Exercise -> Check each line of the listing for the word "LAYANAN" and give only the number of lines that have it.

────────────────────

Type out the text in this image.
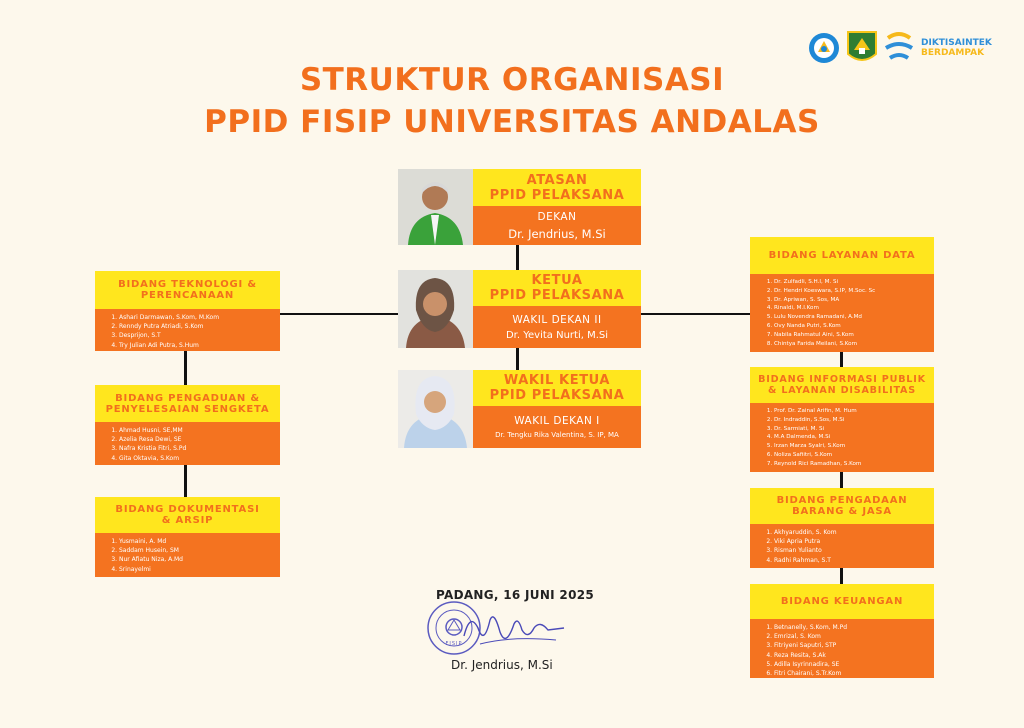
DIKTISAINTEK
BERDAMPAK
STRUKTUR ORGANISASI
PPID FISIP UNIVERSITAS ANDALAS
ATASAN
PPID PELAKSANA
DEKAN
Dr. Jendrius, M.Si
KETUA
PPID PELAKSANA
WAKIL DEKAN II
Dr. Yevita Nurti, M.Si
WAKIL KETUA
PPID PELAKSANA
WAKIL DEKAN I
Dr. Tengku Rika Valentina, S. IP, MA
BIDANG TEKNOLOGI &
PERENCANAAN
1. Ashari Darmawan, S.Kom, M.Kom
2. Renndy Putra Atriadi, S.Kom
3. Desprijon, S.T
4. Try Julian Adi Putra, S.Hum
BIDANG PENGADUAN &
PENYELESAIAN SENGKETA
1. Ahmad Husni, SE,MM
2. Azelia Resa Dewi, SE
3. Nafra Kristia Fitri, S.Pd
4. Gita Oktavia, S.Kom
BIDANG DOKUMENTASI
& ARSIP
1. Yusmaini, A. Md
2. Saddam Husein, SM
3. Nur Afiatu Niza, A.Md
4. Srinayelmi
BIDANG LAYANAN DATA
1. Dr. Zulfadli, S.H.I, M. Si
2. Dr. Hendri Koeswara, S.IP, M.Soc. Sc
3. Dr. Apriwan, S. Sos, MA
4. Rinaldi, M.I.Kom
5. Lulu Novendra Ramadani, A.Md
6. Ovy Nanda Putri, S.Kom
7. Nabila Rahmatul Aini, S.Kom
8. Chintya Farida Meilani, S.Kom
BIDANG INFORMASI PUBLIK
& LAYANAN DISABILITAS
1. Prof. Dr. Zainal Arifin, M. Hum
2. Dr. Indraddin, S.Sos, M.Si
3. Dr. Sarmiati, M. Si
4. M.A Dalmenda, M.Si
5. Irzan Marza Syalri, S.Kom
6. Noliza Safiitri, S.Kom
7. Reynold Rici Ramadhan, S.Kom
BIDANG PENGADAAN
BARANG & JASA
1. Akhyaruddin, S. Kom
2. Viki Apria Putra
3. Risman Yulianto
4. Radhi Rahman, S.T
BIDANG KEUANGAN
1. Betnanelly, S.Kom, M.Pd
2. Emrizal, S. Kom
3. Fitriyeni Saputri, STP
4. Reza Resita, S.Ak
5. Adilla Isyrinnadira, SE
6. Fitri Chairani, S.Tr.Kom
PADANG, 16 JUNI 2025
FISIP
Dr. Jendrius, M.Si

────────────────────

Solution to the problem -> 2